■ WHAT YOU SHOULD DO
Pick out each line of the records in which the word "color" appears.
======
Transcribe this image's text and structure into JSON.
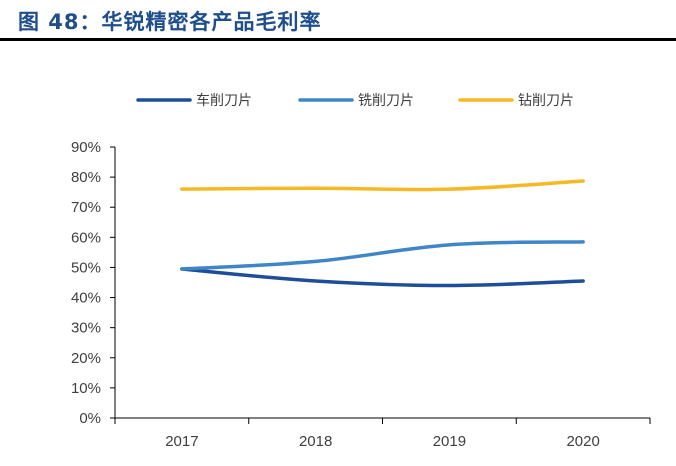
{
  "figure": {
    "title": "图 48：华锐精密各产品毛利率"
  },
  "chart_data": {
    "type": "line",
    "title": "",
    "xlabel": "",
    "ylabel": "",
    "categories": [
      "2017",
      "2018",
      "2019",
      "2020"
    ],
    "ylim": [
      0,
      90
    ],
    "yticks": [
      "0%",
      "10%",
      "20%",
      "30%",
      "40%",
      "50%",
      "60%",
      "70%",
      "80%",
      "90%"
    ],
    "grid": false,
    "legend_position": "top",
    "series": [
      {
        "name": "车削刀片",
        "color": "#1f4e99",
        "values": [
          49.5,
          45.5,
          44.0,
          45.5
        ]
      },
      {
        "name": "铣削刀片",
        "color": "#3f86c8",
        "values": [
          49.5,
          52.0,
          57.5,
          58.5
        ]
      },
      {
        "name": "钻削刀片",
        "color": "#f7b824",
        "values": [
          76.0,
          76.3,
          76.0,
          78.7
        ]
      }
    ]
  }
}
======
■ EXERCISE ANSWER
        "color": "#1f4e99",
        "color": "#3f86c8",
        "color": "#f7b824",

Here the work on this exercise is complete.